▶ **CHALLENGE**: Say how many lines of the material below contain the word "least", with no other words.

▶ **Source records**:
• • •
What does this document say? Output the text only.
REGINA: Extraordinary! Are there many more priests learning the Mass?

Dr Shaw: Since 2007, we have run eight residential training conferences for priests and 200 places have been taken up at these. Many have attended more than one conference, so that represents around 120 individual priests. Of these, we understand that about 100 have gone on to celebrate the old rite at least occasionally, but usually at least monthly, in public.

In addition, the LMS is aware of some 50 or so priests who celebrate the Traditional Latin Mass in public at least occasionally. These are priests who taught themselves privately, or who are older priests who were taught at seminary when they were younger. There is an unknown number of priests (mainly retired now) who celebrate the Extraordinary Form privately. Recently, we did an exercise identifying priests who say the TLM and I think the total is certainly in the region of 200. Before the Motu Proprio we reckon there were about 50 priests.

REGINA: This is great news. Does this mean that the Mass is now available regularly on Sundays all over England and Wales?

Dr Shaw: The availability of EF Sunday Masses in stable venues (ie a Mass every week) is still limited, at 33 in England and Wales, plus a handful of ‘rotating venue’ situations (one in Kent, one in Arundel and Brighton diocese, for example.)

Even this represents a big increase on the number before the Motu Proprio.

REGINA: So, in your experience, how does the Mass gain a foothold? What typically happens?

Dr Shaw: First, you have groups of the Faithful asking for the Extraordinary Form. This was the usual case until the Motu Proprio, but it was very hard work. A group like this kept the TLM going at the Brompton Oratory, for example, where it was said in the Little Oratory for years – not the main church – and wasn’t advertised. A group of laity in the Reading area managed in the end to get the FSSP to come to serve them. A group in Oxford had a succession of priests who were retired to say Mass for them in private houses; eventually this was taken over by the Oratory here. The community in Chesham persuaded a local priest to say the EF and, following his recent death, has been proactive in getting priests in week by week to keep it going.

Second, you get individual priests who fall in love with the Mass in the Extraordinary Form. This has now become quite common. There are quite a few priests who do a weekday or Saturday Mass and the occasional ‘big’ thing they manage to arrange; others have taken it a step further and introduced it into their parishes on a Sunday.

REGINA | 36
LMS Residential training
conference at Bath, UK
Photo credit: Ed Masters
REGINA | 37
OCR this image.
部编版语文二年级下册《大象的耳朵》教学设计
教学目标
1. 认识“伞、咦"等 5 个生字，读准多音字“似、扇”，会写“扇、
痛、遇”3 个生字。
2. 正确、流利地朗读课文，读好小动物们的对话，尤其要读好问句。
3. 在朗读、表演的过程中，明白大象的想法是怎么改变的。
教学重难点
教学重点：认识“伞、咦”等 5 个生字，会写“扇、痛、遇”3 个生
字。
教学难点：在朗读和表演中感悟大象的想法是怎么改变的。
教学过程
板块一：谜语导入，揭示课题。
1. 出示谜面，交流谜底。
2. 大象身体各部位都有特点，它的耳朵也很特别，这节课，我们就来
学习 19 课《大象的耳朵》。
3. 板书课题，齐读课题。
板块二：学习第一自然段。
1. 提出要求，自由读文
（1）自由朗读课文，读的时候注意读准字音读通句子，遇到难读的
• • •
▶ **TASK RESPONSE**: 2